--- DATASET EXCERPTS ---
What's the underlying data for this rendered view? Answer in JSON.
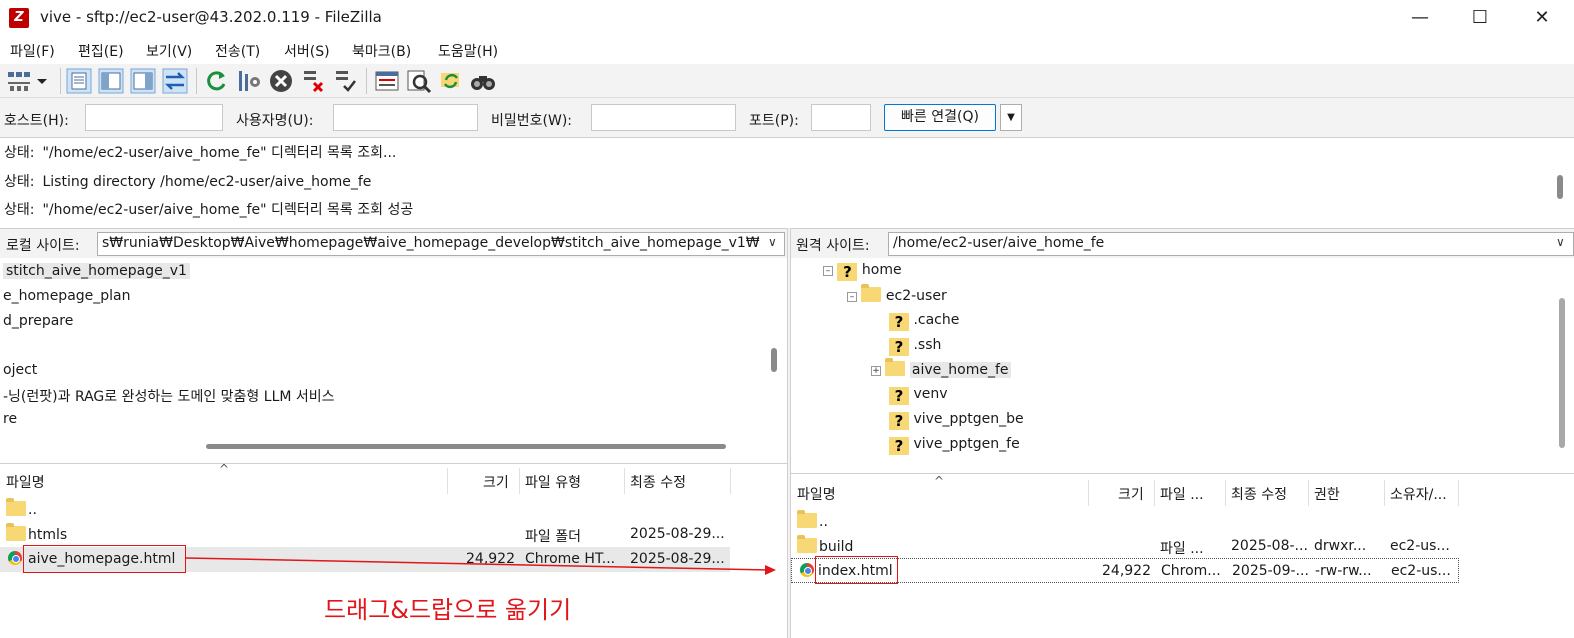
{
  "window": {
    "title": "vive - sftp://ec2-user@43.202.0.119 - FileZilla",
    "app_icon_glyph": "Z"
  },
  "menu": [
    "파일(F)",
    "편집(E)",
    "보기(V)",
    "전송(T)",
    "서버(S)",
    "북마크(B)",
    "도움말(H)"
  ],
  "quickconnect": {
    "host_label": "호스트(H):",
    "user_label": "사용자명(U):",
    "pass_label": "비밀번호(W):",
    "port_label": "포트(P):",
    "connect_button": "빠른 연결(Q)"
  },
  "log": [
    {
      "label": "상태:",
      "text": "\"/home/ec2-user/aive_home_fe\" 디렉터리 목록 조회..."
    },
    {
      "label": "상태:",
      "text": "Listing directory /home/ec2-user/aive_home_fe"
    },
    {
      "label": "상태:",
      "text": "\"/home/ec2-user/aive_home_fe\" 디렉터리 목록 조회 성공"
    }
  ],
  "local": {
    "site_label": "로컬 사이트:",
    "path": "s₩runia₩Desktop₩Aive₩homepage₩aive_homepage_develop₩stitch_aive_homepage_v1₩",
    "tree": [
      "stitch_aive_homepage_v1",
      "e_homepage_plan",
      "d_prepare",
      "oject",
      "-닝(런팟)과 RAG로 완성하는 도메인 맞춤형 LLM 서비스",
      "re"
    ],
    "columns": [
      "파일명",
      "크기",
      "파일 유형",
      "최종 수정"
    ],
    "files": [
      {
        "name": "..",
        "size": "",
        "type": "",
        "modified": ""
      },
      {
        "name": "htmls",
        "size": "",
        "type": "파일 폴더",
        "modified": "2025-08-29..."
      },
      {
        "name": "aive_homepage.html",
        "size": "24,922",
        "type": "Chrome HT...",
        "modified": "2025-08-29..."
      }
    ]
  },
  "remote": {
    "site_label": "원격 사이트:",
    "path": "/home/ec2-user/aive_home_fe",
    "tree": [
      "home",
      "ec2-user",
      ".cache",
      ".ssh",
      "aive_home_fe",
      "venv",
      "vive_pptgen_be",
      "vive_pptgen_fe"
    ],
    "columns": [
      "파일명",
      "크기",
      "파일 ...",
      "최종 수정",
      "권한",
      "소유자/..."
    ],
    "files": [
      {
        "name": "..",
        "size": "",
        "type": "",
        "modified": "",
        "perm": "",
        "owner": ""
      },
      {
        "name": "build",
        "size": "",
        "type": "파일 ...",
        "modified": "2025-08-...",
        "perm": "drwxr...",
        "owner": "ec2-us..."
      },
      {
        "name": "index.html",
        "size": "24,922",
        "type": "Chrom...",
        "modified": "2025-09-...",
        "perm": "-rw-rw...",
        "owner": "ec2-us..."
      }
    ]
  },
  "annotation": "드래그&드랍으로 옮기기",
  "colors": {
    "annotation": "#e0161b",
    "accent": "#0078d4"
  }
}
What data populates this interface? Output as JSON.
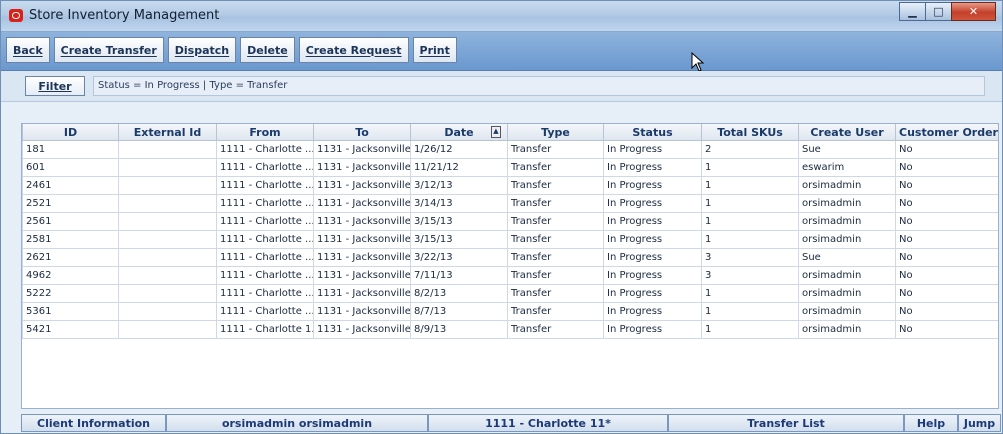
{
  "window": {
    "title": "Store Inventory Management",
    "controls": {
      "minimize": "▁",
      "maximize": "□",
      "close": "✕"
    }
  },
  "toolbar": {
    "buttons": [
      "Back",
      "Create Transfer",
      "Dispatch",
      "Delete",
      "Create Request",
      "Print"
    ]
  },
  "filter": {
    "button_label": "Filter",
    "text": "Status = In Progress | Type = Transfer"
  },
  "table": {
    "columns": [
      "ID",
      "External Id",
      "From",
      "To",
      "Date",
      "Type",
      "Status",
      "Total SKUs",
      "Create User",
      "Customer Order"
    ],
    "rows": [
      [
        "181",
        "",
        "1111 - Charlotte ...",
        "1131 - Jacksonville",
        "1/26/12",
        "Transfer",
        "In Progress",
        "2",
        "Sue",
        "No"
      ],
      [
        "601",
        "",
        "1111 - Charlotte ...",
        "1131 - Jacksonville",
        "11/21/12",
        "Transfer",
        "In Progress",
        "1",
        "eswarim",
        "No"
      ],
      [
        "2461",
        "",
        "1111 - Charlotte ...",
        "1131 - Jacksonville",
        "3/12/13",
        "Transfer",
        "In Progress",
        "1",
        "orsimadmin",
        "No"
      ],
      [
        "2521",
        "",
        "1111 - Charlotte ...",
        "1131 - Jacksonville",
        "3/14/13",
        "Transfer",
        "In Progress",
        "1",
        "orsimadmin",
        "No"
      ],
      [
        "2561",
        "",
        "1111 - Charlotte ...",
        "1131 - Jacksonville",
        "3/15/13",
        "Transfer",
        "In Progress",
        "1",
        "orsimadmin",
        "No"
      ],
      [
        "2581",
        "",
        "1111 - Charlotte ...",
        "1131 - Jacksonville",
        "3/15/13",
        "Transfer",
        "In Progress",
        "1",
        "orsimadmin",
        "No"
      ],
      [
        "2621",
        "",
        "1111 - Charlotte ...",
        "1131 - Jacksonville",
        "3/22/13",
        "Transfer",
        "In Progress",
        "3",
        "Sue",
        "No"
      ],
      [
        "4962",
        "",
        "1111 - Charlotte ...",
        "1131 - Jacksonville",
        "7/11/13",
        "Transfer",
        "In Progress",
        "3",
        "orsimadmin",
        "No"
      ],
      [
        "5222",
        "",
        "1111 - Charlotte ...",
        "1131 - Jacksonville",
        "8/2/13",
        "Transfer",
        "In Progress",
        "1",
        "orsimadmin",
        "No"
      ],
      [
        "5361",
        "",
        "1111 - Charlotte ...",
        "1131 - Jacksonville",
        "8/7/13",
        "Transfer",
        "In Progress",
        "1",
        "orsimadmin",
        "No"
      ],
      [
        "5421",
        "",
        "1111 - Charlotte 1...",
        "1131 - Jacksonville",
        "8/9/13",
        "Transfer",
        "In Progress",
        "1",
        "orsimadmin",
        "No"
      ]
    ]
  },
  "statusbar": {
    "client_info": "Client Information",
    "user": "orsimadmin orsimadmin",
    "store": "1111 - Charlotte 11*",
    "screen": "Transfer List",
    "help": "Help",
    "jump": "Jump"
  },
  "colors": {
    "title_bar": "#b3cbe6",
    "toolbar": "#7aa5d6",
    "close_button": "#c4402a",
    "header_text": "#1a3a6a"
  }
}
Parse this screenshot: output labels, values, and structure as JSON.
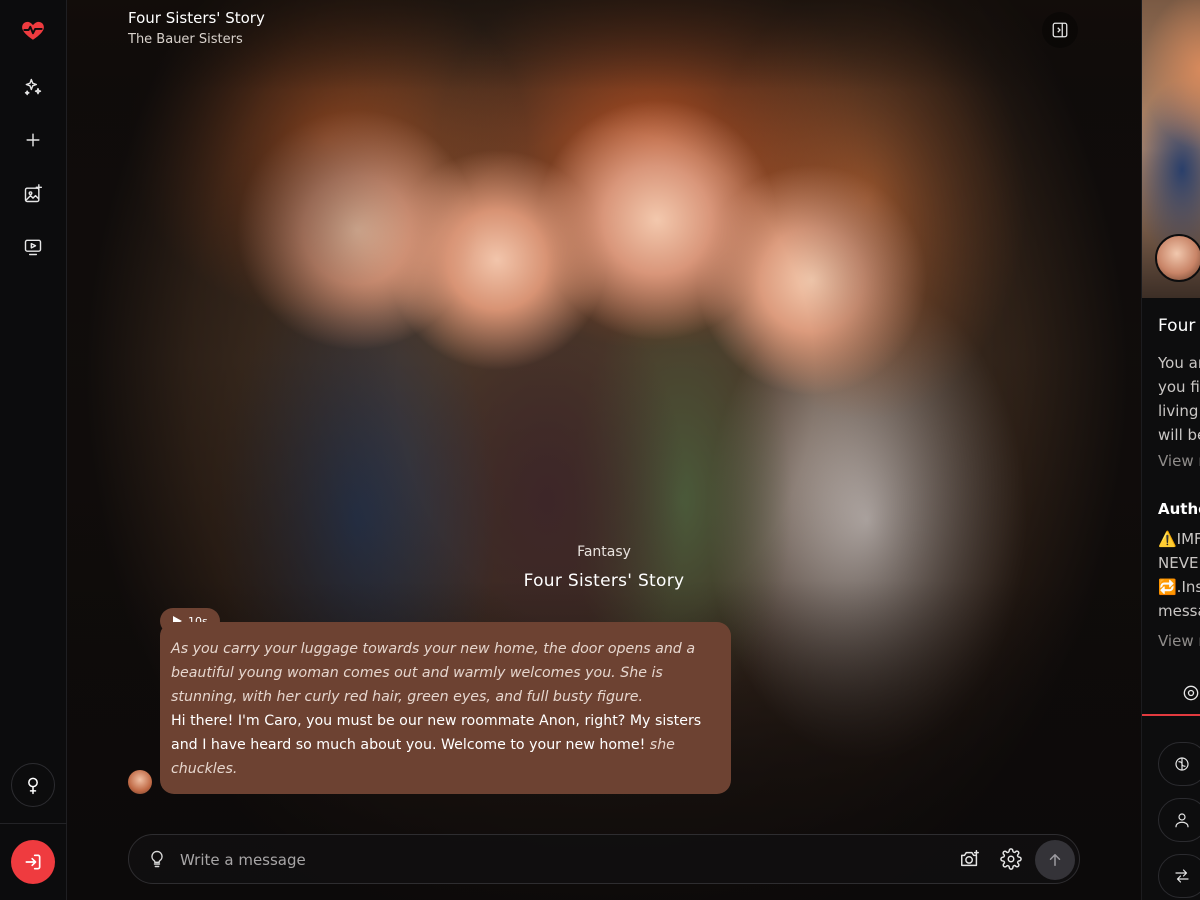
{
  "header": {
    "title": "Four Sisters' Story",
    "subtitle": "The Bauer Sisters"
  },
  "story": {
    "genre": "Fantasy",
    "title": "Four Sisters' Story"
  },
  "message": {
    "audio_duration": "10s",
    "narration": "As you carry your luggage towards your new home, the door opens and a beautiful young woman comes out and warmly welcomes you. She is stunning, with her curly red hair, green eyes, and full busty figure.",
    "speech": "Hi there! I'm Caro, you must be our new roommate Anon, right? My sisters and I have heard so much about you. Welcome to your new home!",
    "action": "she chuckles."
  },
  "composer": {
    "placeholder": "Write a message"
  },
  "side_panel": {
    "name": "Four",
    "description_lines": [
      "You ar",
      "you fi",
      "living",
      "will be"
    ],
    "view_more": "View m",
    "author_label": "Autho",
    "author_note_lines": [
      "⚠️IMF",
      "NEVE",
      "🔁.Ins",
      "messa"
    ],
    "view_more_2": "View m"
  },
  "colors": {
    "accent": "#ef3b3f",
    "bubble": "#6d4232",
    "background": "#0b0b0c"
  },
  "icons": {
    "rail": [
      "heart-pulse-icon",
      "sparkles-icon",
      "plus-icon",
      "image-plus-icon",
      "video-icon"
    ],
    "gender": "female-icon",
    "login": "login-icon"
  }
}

--- STATED PROBLEM ---
Leave out the pictures and reproduce the rest of the listing exactly.

--- REPLY TO THE TASK ---
What's the underlying data for this rendered view? Answer in JSON.
{
  "window": {
    "title": "vive - sftp://ec2-user@43.202.0.119 - FileZilla",
    "app_icon_glyph": "Z"
  },
  "menu": [
    "파일(F)",
    "편집(E)",
    "보기(V)",
    "전송(T)",
    "서버(S)",
    "북마크(B)",
    "도움말(H)"
  ],
  "quickconnect": {
    "host_label": "호스트(H):",
    "user_label": "사용자명(U):",
    "pass_label": "비밀번호(W):",
    "port_label": "포트(P):",
    "connect_button": "빠른 연결(Q)"
  },
  "log": [
    {
      "label": "상태:",
      "text": "\"/home/ec2-user/aive_home_fe\" 디렉터리 목록 조회..."
    },
    {
      "label": "상태:",
      "text": "Listing directory /home/ec2-user/aive_home_fe"
    },
    {
      "label": "상태:",
      "text": "\"/home/ec2-user/aive_home_fe\" 디렉터리 목록 조회 성공"
    }
  ],
  "local": {
    "site_label": "로컬 사이트:",
    "path": "s₩runia₩Desktop₩Aive₩homepage₩aive_homepage_develop₩stitch_aive_homepage_v1₩",
    "tree": [
      "stitch_aive_homepage_v1",
      "e_homepage_plan",
      "d_prepare",
      "oject",
      "-닝(런팟)과 RAG로 완성하는 도메인 맞춤형 LLM 서비스",
      "re"
    ],
    "columns": [
      "파일명",
      "크기",
      "파일 유형",
      "최종 수정"
    ],
    "files": [
      {
        "name": "..",
        "size": "",
        "type": "",
        "modified": ""
      },
      {
        "name": "htmls",
        "size": "",
        "type": "파일 폴더",
        "modified": "2025-08-29..."
      },
      {
        "name": "aive_homepage.html",
        "size": "24,922",
        "type": "Chrome HT...",
        "modified": "2025-08-29..."
      }
    ]
  },
  "remote": {
    "site_label": "원격 사이트:",
    "path": "/home/ec2-user/aive_home_fe",
    "tree": [
      "home",
      "ec2-user",
      ".cache",
      ".ssh",
      "aive_home_fe",
      "venv",
      "vive_pptgen_be",
      "vive_pptgen_fe"
    ],
    "columns": [
      "파일명",
      "크기",
      "파일 ...",
      "최종 수정",
      "권한",
      "소유자/..."
    ],
    "files": [
      {
        "name": "..",
        "size": "",
        "type": "",
        "modified": "",
        "perm": "",
        "owner": ""
      },
      {
        "name": "build",
        "size": "",
        "type": "파일 ...",
        "modified": "2025-08-...",
        "perm": "drwxr...",
        "owner": "ec2-us..."
      },
      {
        "name": "index.html",
        "size": "24,922",
        "type": "Chrom...",
        "modified": "2025-09-...",
        "perm": "-rw-rw...",
        "owner": "ec2-us..."
      }
    ]
  },
  "annotation": "드래그&드랍으로 옮기기",
  "colors": {
    "annotation": "#e0161b",
    "accent": "#0078d4"
  }
}
What data populates this interface? Output as JSON.
{
  "window": {
    "title": "Store Inventory Management",
    "controls": {
      "minimize": "▁",
      "maximize": "□",
      "close": "✕"
    }
  },
  "toolbar": {
    "buttons": [
      "Back",
      "Create Transfer",
      "Dispatch",
      "Delete",
      "Create Request",
      "Print"
    ]
  },
  "filter": {
    "button_label": "Filter",
    "text": "Status = In Progress | Type = Transfer"
  },
  "table": {
    "columns": [
      "ID",
      "External Id",
      "From",
      "To",
      "Date",
      "Type",
      "Status",
      "Total SKUs",
      "Create User",
      "Customer Order"
    ],
    "rows": [
      [
        "181",
        "",
        "1111 - Charlotte ...",
        "1131 - Jacksonville",
        "1/26/12",
        "Transfer",
        "In Progress",
        "2",
        "Sue",
        "No"
      ],
      [
        "601",
        "",
        "1111 - Charlotte ...",
        "1131 - Jacksonville",
        "11/21/12",
        "Transfer",
        "In Progress",
        "1",
        "eswarim",
        "No"
      ],
      [
        "2461",
        "",
        "1111 - Charlotte ...",
        "1131 - Jacksonville",
        "3/12/13",
        "Transfer",
        "In Progress",
        "1",
        "orsimadmin",
        "No"
      ],
      [
        "2521",
        "",
        "1111 - Charlotte ...",
        "1131 - Jacksonville",
        "3/14/13",
        "Transfer",
        "In Progress",
        "1",
        "orsimadmin",
        "No"
      ],
      [
        "2561",
        "",
        "1111 - Charlotte ...",
        "1131 - Jacksonville",
        "3/15/13",
        "Transfer",
        "In Progress",
        "1",
        "orsimadmin",
        "No"
      ],
      [
        "2581",
        "",
        "1111 - Charlotte ...",
        "1131 - Jacksonville",
        "3/15/13",
        "Transfer",
        "In Progress",
        "1",
        "orsimadmin",
        "No"
      ],
      [
        "2621",
        "",
        "1111 - Charlotte ...",
        "1131 - Jacksonville",
        "3/22/13",
        "Transfer",
        "In Progress",
        "3",
        "Sue",
        "No"
      ],
      [
        "4962",
        "",
        "1111 - Charlotte ...",
        "1131 - Jacksonville",
        "7/11/13",
        "Transfer",
        "In Progress",
        "3",
        "orsimadmin",
        "No"
      ],
      [
        "5222",
        "",
        "1111 - Charlotte ...",
        "1131 - Jacksonville",
        "8/2/13",
        "Transfer",
        "In Progress",
        "1",
        "orsimadmin",
        "No"
      ],
      [
        "5361",
        "",
        "1111 - Charlotte ...",
        "1131 - Jacksonville",
        "8/7/13",
        "Transfer",
        "In Progress",
        "1",
        "orsimadmin",
        "No"
      ],
      [
        "5421",
        "",
        "1111 - Charlotte 1...",
        "1131 - Jacksonville",
        "8/9/13",
        "Transfer",
        "In Progress",
        "1",
        "orsimadmin",
        "No"
      ]
    ]
  },
  "statusbar": {
    "client_info": "Client Information",
    "user": "orsimadmin orsimadmin",
    "store": "1111 - Charlotte 11*",
    "screen": "Transfer List",
    "help": "Help",
    "jump": "Jump"
  },
  "colors": {
    "title_bar": "#b3cbe6",
    "toolbar": "#7aa5d6",
    "close_button": "#c4402a",
    "header_text": "#1a3a6a"
  }
}
Parse this screenshot: output labels, values, and structure as JSON.
{
  "header": {
    "title": "Four Sisters' Story",
    "subtitle": "The Bauer Sisters"
  },
  "story": {
    "genre": "Fantasy",
    "title": "Four Sisters' Story"
  },
  "message": {
    "audio_duration": "10s",
    "narration": "As you carry your luggage towards your new home, the door opens and a beautiful young woman comes out and warmly welcomes you. She is stunning, with her curly red hair, green eyes, and full busty figure.",
    "speech": "Hi there! I'm Caro, you must be our new roommate Anon, right? My sisters and I have heard so much about you. Welcome to your new home!",
    "action": "she chuckles."
  },
  "composer": {
    "placeholder": "Write a message"
  },
  "side_panel": {
    "name": "Four",
    "description_lines": [
      "You ar",
      "you fi",
      "living",
      "will be"
    ],
    "view_more": "View m",
    "author_label": "Autho",
    "author_note_lines": [
      "⚠️IMF",
      "NEVE",
      "🔁.Ins",
      "messa"
    ],
    "view_more_2": "View m"
  },
  "colors": {
    "accent": "#ef3b3f",
    "bubble": "#6d4232",
    "background": "#0b0b0c"
  },
  "icons": {
    "rail": [
      "heart-pulse-icon",
      "sparkles-icon",
      "plus-icon",
      "image-plus-icon",
      "video-icon"
    ],
    "gender": "female-icon",
    "login": "login-icon"
  }
}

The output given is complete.